• _WHAT YOU HAVE TO DO_:
Copy out the lines that include the word "into".

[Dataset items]
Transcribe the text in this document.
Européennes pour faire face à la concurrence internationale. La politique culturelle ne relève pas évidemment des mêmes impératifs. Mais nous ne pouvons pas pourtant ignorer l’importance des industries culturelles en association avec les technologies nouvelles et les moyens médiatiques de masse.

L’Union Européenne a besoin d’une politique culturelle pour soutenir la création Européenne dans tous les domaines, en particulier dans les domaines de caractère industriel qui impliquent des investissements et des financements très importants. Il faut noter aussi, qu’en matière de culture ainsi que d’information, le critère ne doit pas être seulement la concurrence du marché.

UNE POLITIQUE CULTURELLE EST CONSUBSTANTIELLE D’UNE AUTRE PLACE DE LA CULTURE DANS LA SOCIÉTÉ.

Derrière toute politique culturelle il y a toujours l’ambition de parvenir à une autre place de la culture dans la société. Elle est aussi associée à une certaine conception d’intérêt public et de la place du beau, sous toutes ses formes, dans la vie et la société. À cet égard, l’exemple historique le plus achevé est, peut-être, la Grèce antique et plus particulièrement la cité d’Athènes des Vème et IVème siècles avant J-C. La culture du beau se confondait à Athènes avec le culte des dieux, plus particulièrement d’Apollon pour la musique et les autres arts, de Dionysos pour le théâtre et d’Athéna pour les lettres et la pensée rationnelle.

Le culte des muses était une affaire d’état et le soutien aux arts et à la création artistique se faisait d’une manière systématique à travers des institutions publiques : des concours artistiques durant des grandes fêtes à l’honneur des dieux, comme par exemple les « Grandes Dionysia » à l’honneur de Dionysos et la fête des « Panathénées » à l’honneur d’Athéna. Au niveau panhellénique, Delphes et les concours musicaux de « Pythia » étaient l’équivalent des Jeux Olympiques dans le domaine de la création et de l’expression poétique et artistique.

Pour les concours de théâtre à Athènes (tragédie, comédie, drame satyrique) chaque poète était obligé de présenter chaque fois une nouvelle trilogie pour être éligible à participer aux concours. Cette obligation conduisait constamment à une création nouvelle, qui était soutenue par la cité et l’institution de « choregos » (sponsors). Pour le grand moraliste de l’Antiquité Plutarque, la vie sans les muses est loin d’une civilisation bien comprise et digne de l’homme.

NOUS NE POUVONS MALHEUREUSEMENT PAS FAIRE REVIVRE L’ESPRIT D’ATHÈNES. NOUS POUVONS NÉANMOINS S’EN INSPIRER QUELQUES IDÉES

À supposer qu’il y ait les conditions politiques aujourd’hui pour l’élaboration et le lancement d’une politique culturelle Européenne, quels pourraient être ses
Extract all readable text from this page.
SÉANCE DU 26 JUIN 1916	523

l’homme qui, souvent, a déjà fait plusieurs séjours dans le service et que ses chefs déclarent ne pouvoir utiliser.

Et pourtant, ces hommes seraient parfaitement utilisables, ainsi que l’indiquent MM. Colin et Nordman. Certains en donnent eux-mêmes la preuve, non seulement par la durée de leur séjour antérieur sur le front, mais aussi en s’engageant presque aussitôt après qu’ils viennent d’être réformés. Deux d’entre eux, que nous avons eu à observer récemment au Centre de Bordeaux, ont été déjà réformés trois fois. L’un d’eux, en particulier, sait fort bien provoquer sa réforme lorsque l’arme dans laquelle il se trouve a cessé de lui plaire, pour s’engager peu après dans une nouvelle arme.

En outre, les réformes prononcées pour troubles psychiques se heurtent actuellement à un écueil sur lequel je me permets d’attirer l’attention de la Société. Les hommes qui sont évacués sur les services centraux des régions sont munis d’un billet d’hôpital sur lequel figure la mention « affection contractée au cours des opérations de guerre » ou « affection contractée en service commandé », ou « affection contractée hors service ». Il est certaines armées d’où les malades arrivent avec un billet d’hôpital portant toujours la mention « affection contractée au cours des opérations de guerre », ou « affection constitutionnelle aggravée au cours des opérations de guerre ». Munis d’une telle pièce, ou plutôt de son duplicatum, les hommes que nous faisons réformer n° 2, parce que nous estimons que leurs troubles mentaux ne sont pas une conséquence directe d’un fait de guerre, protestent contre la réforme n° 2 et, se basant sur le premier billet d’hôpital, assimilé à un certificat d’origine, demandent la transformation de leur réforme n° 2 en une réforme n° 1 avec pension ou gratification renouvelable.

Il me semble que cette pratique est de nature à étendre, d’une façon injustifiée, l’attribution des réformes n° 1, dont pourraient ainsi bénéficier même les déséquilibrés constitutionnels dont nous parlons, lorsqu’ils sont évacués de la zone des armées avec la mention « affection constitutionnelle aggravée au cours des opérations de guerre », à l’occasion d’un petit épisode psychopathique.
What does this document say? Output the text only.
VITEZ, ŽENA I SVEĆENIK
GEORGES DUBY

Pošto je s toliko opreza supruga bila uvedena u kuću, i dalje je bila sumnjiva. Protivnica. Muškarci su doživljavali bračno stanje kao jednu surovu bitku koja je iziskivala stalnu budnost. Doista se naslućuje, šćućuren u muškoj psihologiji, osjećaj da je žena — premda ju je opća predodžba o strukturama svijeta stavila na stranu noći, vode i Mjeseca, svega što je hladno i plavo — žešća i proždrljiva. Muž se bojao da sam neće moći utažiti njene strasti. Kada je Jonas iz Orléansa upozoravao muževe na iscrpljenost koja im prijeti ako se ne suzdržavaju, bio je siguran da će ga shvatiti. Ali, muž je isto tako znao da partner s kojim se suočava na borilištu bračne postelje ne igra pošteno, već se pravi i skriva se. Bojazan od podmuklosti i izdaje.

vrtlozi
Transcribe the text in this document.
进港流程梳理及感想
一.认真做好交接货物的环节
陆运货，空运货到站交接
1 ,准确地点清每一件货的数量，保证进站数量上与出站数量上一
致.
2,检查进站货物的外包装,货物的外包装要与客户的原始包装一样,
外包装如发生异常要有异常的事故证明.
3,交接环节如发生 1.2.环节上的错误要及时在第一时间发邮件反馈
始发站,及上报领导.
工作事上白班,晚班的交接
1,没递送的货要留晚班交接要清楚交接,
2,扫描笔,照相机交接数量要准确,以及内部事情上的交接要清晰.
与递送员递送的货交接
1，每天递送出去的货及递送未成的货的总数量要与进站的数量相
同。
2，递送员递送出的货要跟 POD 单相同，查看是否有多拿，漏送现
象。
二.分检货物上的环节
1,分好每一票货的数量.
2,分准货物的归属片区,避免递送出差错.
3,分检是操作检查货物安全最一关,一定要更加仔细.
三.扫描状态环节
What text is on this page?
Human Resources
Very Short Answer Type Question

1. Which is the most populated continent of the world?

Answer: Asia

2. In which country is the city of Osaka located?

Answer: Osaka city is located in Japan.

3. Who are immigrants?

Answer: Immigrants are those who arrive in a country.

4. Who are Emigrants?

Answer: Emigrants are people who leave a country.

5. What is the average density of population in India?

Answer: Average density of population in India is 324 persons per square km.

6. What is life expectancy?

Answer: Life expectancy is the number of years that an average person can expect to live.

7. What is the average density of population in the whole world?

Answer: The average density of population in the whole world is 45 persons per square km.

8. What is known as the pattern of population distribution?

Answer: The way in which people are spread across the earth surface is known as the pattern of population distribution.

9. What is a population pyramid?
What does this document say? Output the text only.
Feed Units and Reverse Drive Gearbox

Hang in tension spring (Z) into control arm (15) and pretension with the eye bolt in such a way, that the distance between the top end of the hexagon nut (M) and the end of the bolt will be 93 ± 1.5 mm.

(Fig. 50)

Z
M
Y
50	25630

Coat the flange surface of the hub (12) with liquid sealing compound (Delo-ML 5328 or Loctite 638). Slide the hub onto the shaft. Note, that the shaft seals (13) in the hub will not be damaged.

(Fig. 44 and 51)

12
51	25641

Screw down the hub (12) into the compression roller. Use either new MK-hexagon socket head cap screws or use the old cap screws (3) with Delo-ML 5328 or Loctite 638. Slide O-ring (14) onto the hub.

• _TASK ANSWER_:
Hang in tension spring (Z) into control arm (15) and pretension with the eye bolt in such a way, that the distance between the top end of the hexagon nut (M) and the end of the bolt will be 93 ± 1.5 mm.
Screw down the hub (12) into the compression roller. Use either new MK-hexagon socket head cap screws or use the old cap screws (3) with Delo-ML 5328 or Loctite 638. Slide O-ring (14) onto the hub.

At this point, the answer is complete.